:: Task directions ::
Return all of the data exactly, with nothing left out but the pictures.

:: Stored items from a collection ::
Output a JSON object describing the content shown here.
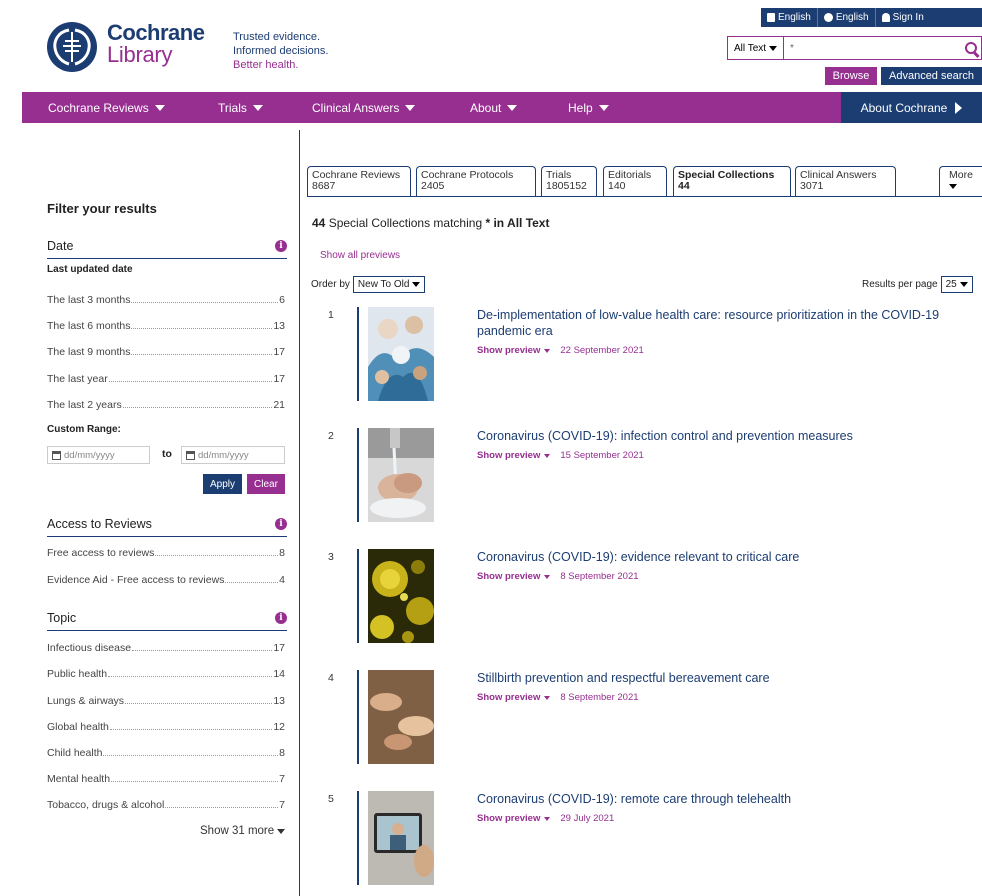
{
  "header": {
    "brand_line1": "Cochrane",
    "brand_line2": "Library",
    "tagline1": "Trusted evidence.",
    "tagline2": "Informed decisions.",
    "tagline3": "Better health.",
    "top_links": [
      "English",
      "English",
      "Sign In"
    ],
    "search": {
      "scope": "All Text",
      "value": "*",
      "placeholder": ""
    },
    "browse_label": "Browse",
    "advanced_label": "Advanced search"
  },
  "nav": {
    "items": [
      "Cochrane Reviews",
      "Trials",
      "Clinical Answers",
      "About",
      "Help"
    ],
    "about_cochrane": "About Cochrane"
  },
  "filters": {
    "title": "Filter your results",
    "date": {
      "heading": "Date",
      "sub": "Last updated date",
      "items": [
        {
          "label": "The last 3 months",
          "count": "6"
        },
        {
          "label": "The last 6 months",
          "count": "13"
        },
        {
          "label": "The last 9 months",
          "count": "17"
        },
        {
          "label": "The last year",
          "count": "17"
        },
        {
          "label": "The last 2 years",
          "count": "21"
        }
      ],
      "custom_range": "Custom Range:",
      "from_placeholder": "dd/mm/yyyy",
      "to_label": "to",
      "to_placeholder": "dd/mm/yyyy",
      "apply": "Apply",
      "clear": "Clear"
    },
    "access": {
      "heading": "Access to Reviews",
      "items": [
        {
          "label": "Free access to reviews",
          "count": "8"
        },
        {
          "label": "Evidence Aid - Free access to reviews",
          "count": "4"
        }
      ]
    },
    "topic": {
      "heading": "Topic",
      "items": [
        {
          "label": "Infectious disease",
          "count": "17"
        },
        {
          "label": "Public health",
          "count": "14"
        },
        {
          "label": "Lungs & airways",
          "count": "13"
        },
        {
          "label": "Global health",
          "count": "12"
        },
        {
          "label": "Child health",
          "count": "8"
        },
        {
          "label": "Mental health",
          "count": "7"
        },
        {
          "label": "Tobacco, drugs & alcohol",
          "count": "7"
        }
      ],
      "show_more": "Show 31 more"
    }
  },
  "tabs": [
    {
      "label": "Cochrane Reviews",
      "count": "8687"
    },
    {
      "label": "Cochrane Protocols",
      "count": "2405"
    },
    {
      "label": "Trials",
      "count": "1805152"
    },
    {
      "label": "Editorials",
      "count": "140"
    },
    {
      "label": "Special Collections",
      "count": "44"
    },
    {
      "label": "Clinical Answers",
      "count": "3071"
    }
  ],
  "more_tab": "More",
  "results_header": {
    "count": "44",
    "text": "Special Collections matching",
    "query": "* in All Text",
    "show_all_previews": "Show all previews",
    "order_by_label": "Order by",
    "order_by_value": "New To Old",
    "per_page_label": "Results per page",
    "per_page_value": "25"
  },
  "results": [
    {
      "num": "1",
      "title": "De-implementation of low-value health care: resource prioritization in the COVID-19 pandemic era",
      "preview": "Show preview",
      "date": "22 September 2021"
    },
    {
      "num": "2",
      "title": "Coronavirus (COVID-19): infection control and prevention measures",
      "preview": "Show preview",
      "date": "15 September 2021"
    },
    {
      "num": "3",
      "title": "Coronavirus (COVID-19): evidence relevant to critical care",
      "preview": "Show preview",
      "date": "8 September 2021"
    },
    {
      "num": "4",
      "title": "Stillbirth prevention and respectful bereavement care",
      "preview": "Show preview",
      "date": "8 September 2021"
    },
    {
      "num": "5",
      "title": "Coronavirus (COVID-19): remote care through telehealth",
      "preview": "Show preview",
      "date": "29 July 2021"
    }
  ],
  "colors": {
    "navy": "#1c3d72",
    "plum": "#962f90"
  }
}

:: Task response ::
Output a JSON object describing the content shown here.
{
  "header": {
    "brand_line1": "Cochrane",
    "brand_line2": "Library",
    "tagline1": "Trusted evidence.",
    "tagline2": "Informed decisions.",
    "tagline3": "Better health.",
    "top_links": [
      "English",
      "English",
      "Sign In"
    ],
    "search": {
      "scope": "All Text",
      "value": "*",
      "placeholder": ""
    },
    "browse_label": "Browse",
    "advanced_label": "Advanced search"
  },
  "nav": {
    "items": [
      "Cochrane Reviews",
      "Trials",
      "Clinical Answers",
      "About",
      "Help"
    ],
    "about_cochrane": "About Cochrane"
  },
  "filters": {
    "title": "Filter your results",
    "date": {
      "heading": "Date",
      "sub": "Last updated date",
      "items": [
        {
          "label": "The last 3 months",
          "count": "6"
        },
        {
          "label": "The last 6 months",
          "count": "13"
        },
        {
          "label": "The last 9 months",
          "count": "17"
        },
        {
          "label": "The last year",
          "count": "17"
        },
        {
          "label": "The last 2 years",
          "count": "21"
        }
      ],
      "custom_range": "Custom Range:",
      "from_placeholder": "dd/mm/yyyy",
      "to_label": "to",
      "to_placeholder": "dd/mm/yyyy",
      "apply": "Apply",
      "clear": "Clear"
    },
    "access": {
      "heading": "Access to Reviews",
      "items": [
        {
          "label": "Free access to reviews",
          "count": "8"
        },
        {
          "label": "Evidence Aid - Free access to reviews",
          "count": "4"
        }
      ]
    },
    "topic": {
      "heading": "Topic",
      "items": [
        {
          "label": "Infectious disease",
          "count": "17"
        },
        {
          "label": "Public health",
          "count": "14"
        },
        {
          "label": "Lungs & airways",
          "count": "13"
        },
        {
          "label": "Global health",
          "count": "12"
        },
        {
          "label": "Child health",
          "count": "8"
        },
        {
          "label": "Mental health",
          "count": "7"
        },
        {
          "label": "Tobacco, drugs & alcohol",
          "count": "7"
        }
      ],
      "show_more": "Show 31 more"
    }
  },
  "tabs": [
    {
      "label": "Cochrane Reviews",
      "count": "8687"
    },
    {
      "label": "Cochrane Protocols",
      "count": "2405"
    },
    {
      "label": "Trials",
      "count": "1805152"
    },
    {
      "label": "Editorials",
      "count": "140"
    },
    {
      "label": "Special Collections",
      "count": "44"
    },
    {
      "label": "Clinical Answers",
      "count": "3071"
    }
  ],
  "more_tab": "More",
  "results_header": {
    "count": "44",
    "text": "Special Collections matching",
    "query": "* in All Text",
    "show_all_previews": "Show all previews",
    "order_by_label": "Order by",
    "order_by_value": "New To Old",
    "per_page_label": "Results per page",
    "per_page_value": "25"
  },
  "results": [
    {
      "num": "1",
      "title": "De-implementation of low-value health care: resource prioritization in the COVID-19 pandemic era",
      "preview": "Show preview",
      "date": "22 September 2021"
    },
    {
      "num": "2",
      "title": "Coronavirus (COVID-19): infection control and prevention measures",
      "preview": "Show preview",
      "date": "15 September 2021"
    },
    {
      "num": "3",
      "title": "Coronavirus (COVID-19): evidence relevant to critical care",
      "preview": "Show preview",
      "date": "8 September 2021"
    },
    {
      "num": "4",
      "title": "Stillbirth prevention and respectful bereavement care",
      "preview": "Show preview",
      "date": "8 September 2021"
    },
    {
      "num": "5",
      "title": "Coronavirus (COVID-19): remote care through telehealth",
      "preview": "Show preview",
      "date": "29 July 2021"
    }
  ],
  "colors": {
    "navy": "#1c3d72",
    "plum": "#962f90"
  }
}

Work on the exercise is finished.